Excerpted text →
──────────

My Early Childhood in Newton

by Peter Howell

Sometime after Uncle Ern's second marriage on 23rd June 1934, my parents managed to put together £275 to buy a house at 26 Nottage Road, Newton. So, after a period of living in my Uncle’s house at 12, Oakland Road, Mumbles, my father had brought us back to the village and the very same road, in which he had been horn and bred.

Number 26 was one of a row of cement-rendered houses on the shoulder halfway up Nottage Road. It had been built on a shell cut into a bank. It was a standard terraced house of the time. A front room, a middle room and a narrow scullery at the back, all of which formed an L-shaped layout, and three bedrooms above. A passageway led from the front door past the little-used front room into the middle room where we lived, and the scullery beyond. The living room was filled by a dining table and four chairs, a sideboard and an armchair on each side of the fireplace. The latter was framed by a polished wooden mantelpiece, on which stood a clock. It was a gift from my grandmother, who had given a clock to each of her sons on their wedding day. My father, following his mother's practice, always kept it a quarter of an hour fast.

An ill-fitting latched door, which let in cold draughts in winter, led from the scullery into a back yard, about six feet below the surrounding ground. With its whitewashed brick retaining walls and a concreted floor it would have resembled an empty L-shaped swimming pool if it had not been for a brick outside lavatory in one far corner and a corrugated iron coalshed in the other. Wallflowers grew in a raised flower-bed no bigger than a table cloth, which lay up against the outside wall of the lavatory. What ground space remained of the backyard was just big enough for me to ride a tricycle in tight circles.

Nottage and Newton Roads formed the backbone of the village. Nottage Road ran down from St Peter's Church, at one end of the village to the junction with Newton Road, which then ran up to Paraclete Congregational chapel at the other end. Both roads were lined by rows of cement-rendered houses or whitewashed cottages. Some had narrow front flower gardens, enclosed by low limestone walls, while the doorways of others fronted directly onto an uneven pavement.

──────────

Task statement → Print the part of the Newton memoir that begins at the words "My Early Childhood" and stops after "horn and bred.", keeping every word unchanged. The material that comes next is not needed for this work.

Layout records
──────────

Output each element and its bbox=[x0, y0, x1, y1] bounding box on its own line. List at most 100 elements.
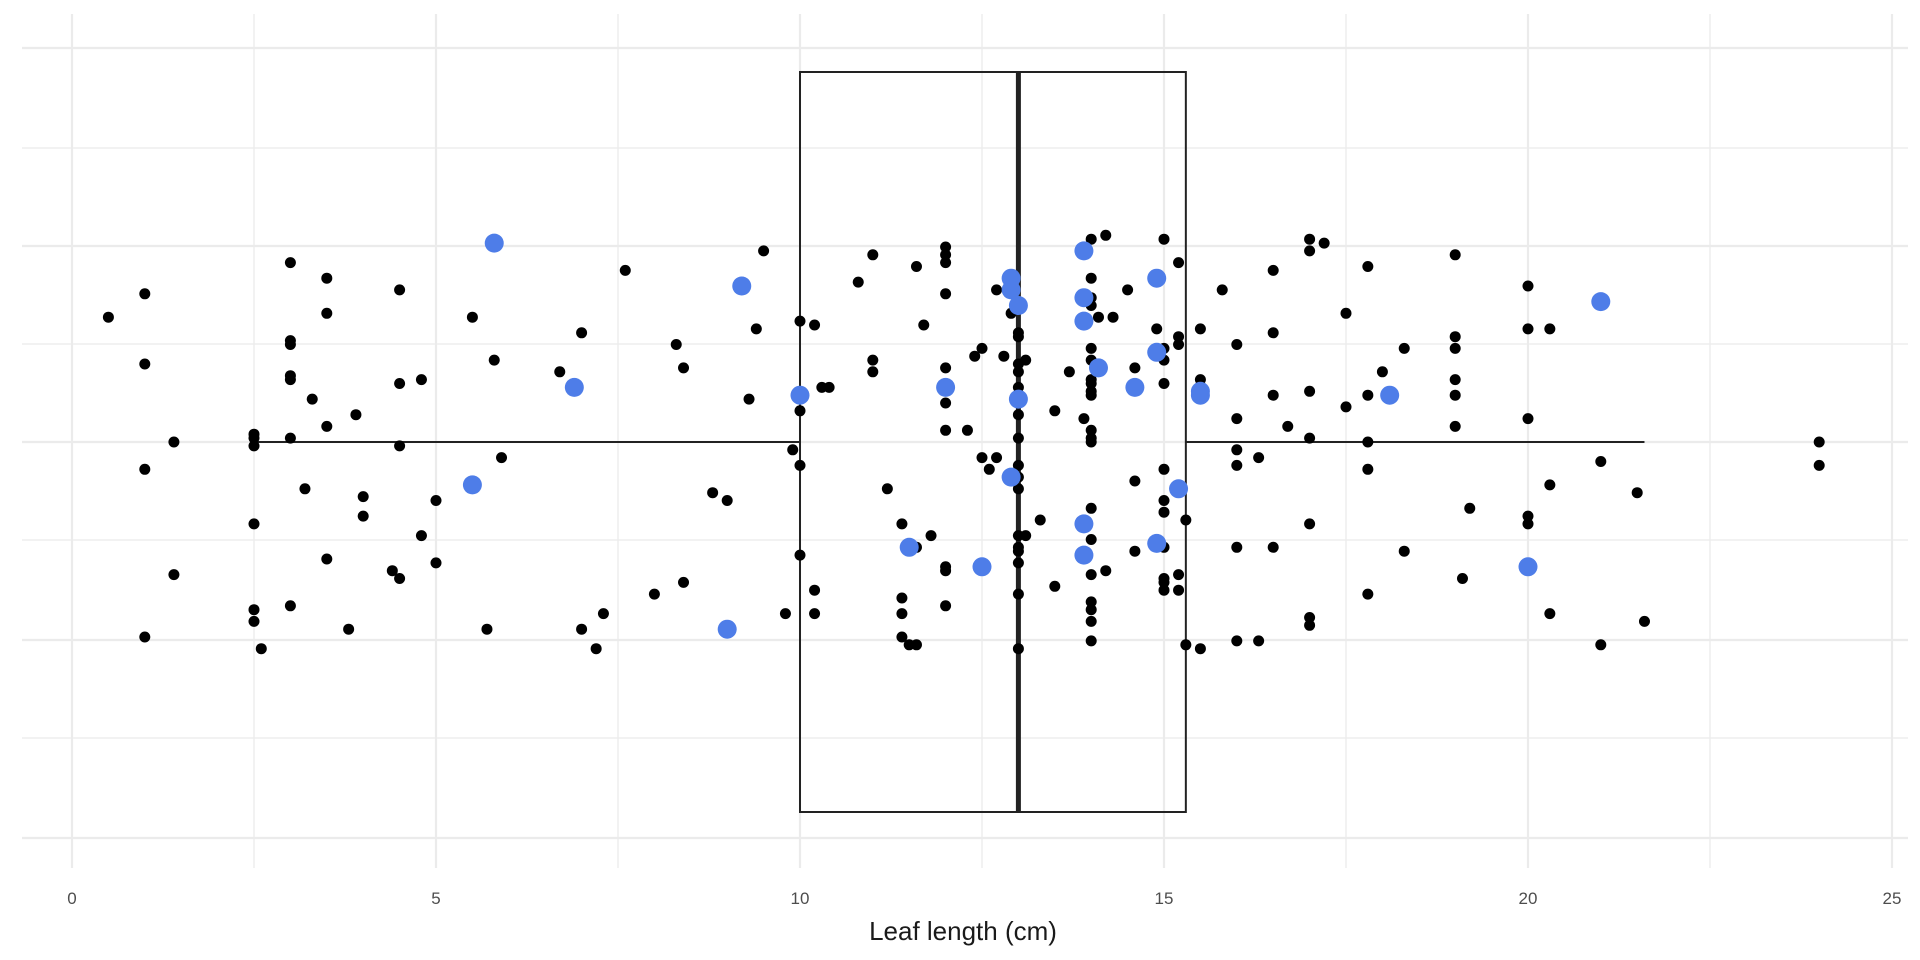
data-point bbox=[991, 284, 1003, 296]
data-point bbox=[357, 510, 369, 522]
data-point bbox=[940, 362, 952, 374]
data-point bbox=[678, 576, 690, 588]
data-point bbox=[896, 608, 908, 620]
data-point bbox=[1595, 639, 1607, 651]
highlighted-point bbox=[484, 233, 504, 253]
data-point bbox=[1231, 444, 1243, 456]
data-point bbox=[1085, 378, 1097, 389]
data-point bbox=[343, 623, 355, 635]
data-point bbox=[1085, 502, 1097, 514]
data-point bbox=[940, 600, 952, 612]
data-point bbox=[1216, 284, 1228, 296]
data-point bbox=[1158, 233, 1170, 245]
data-point bbox=[1376, 366, 1388, 378]
data-point bbox=[809, 319, 821, 331]
data-point bbox=[794, 549, 806, 561]
highlighted-points bbox=[462, 233, 1611, 639]
data-point bbox=[248, 518, 260, 530]
data-point bbox=[576, 623, 588, 635]
grid bbox=[22, 14, 1908, 868]
highlighted-point bbox=[790, 385, 810, 405]
highlighted-point bbox=[936, 377, 956, 397]
x-tick-label: 15 bbox=[1155, 889, 1174, 908]
data-point bbox=[321, 272, 333, 284]
data-point bbox=[306, 393, 318, 405]
data-point bbox=[1180, 639, 1192, 651]
data-point bbox=[1362, 436, 1374, 448]
data-point bbox=[1049, 405, 1061, 417]
data-point bbox=[168, 569, 180, 581]
highlighted-point bbox=[1001, 467, 1021, 487]
data-point bbox=[976, 452, 988, 464]
data-point bbox=[1158, 584, 1170, 596]
data-point bbox=[430, 495, 442, 506]
data-point bbox=[1158, 463, 1170, 475]
data-point bbox=[1173, 257, 1185, 269]
data-point bbox=[1253, 635, 1265, 647]
x-tick-label: 20 bbox=[1519, 889, 1538, 908]
highlighted-point bbox=[1169, 479, 1189, 499]
data-point bbox=[1813, 459, 1825, 471]
data-point bbox=[415, 374, 427, 386]
data-point bbox=[1398, 545, 1410, 557]
data-point bbox=[139, 358, 151, 370]
highlighted-point bbox=[1125, 377, 1145, 397]
data-point bbox=[1092, 311, 1104, 323]
data-point bbox=[1231, 635, 1243, 647]
points bbox=[102, 229, 1825, 655]
data-point bbox=[1122, 284, 1134, 296]
data-point bbox=[1012, 331, 1024, 343]
data-point bbox=[1267, 264, 1279, 276]
data-point bbox=[940, 288, 952, 300]
data-point bbox=[896, 631, 908, 643]
data-point bbox=[750, 323, 762, 335]
data-point bbox=[1158, 378, 1170, 389]
data-point bbox=[1085, 389, 1097, 401]
data-point bbox=[1638, 615, 1650, 627]
data-point bbox=[1012, 545, 1024, 557]
data-point bbox=[1012, 366, 1024, 378]
data-point bbox=[1012, 409, 1024, 421]
data-point bbox=[910, 639, 922, 651]
data-point bbox=[299, 483, 311, 495]
data-point bbox=[787, 444, 799, 456]
data-point bbox=[590, 643, 602, 655]
highlighted-point bbox=[1518, 557, 1538, 577]
highlighted-point bbox=[1190, 385, 1210, 405]
data-point bbox=[1304, 432, 1316, 444]
x-axis-ticks: 0 5 10 15 20 25 bbox=[67, 889, 1901, 908]
data-point bbox=[619, 264, 631, 276]
data-point bbox=[1085, 272, 1097, 284]
data-point bbox=[321, 307, 333, 319]
x-axis-title: Leaf length (cm) bbox=[869, 916, 1057, 946]
data-point bbox=[1194, 643, 1206, 655]
highlighted-point bbox=[717, 619, 737, 639]
data-point bbox=[976, 342, 988, 354]
data-point bbox=[102, 311, 114, 323]
data-point bbox=[1158, 576, 1170, 588]
data-point bbox=[466, 311, 478, 323]
data-point bbox=[1173, 569, 1185, 581]
data-point bbox=[794, 459, 806, 471]
data-point bbox=[284, 370, 296, 382]
highlighted-point bbox=[1088, 358, 1108, 378]
data-point bbox=[1085, 436, 1097, 448]
data-point bbox=[1085, 534, 1097, 545]
data-point bbox=[758, 245, 770, 257]
data-point bbox=[1362, 261, 1374, 272]
data-point bbox=[1231, 339, 1243, 350]
data-point bbox=[1282, 420, 1294, 432]
highlighted-point bbox=[1380, 385, 1400, 405]
data-point bbox=[809, 608, 821, 620]
data-point bbox=[1231, 413, 1243, 425]
data-point bbox=[779, 608, 791, 620]
highlighted-point bbox=[972, 557, 992, 577]
highlighted-point bbox=[1147, 268, 1167, 288]
data-point bbox=[1085, 569, 1097, 581]
data-point bbox=[1173, 339, 1185, 350]
data-point bbox=[1362, 588, 1374, 600]
highlighted-point bbox=[1074, 288, 1094, 308]
data-point bbox=[1012, 557, 1024, 569]
data-point bbox=[743, 393, 755, 405]
data-point bbox=[1318, 237, 1330, 249]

──────────

Written solution →
My Early Childhood in Newton

by Peter Howell

Sometime after Uncle Ern's second marriage on 23rd June 1934, my parents managed to put together £275 to buy a house at 26 Nottage Road, Newton. So, after a period of living in my Uncle’s house at 12, Oakland Road, Mumbles, my father had brought us back to the village and the very same road, in which he had been horn and bred.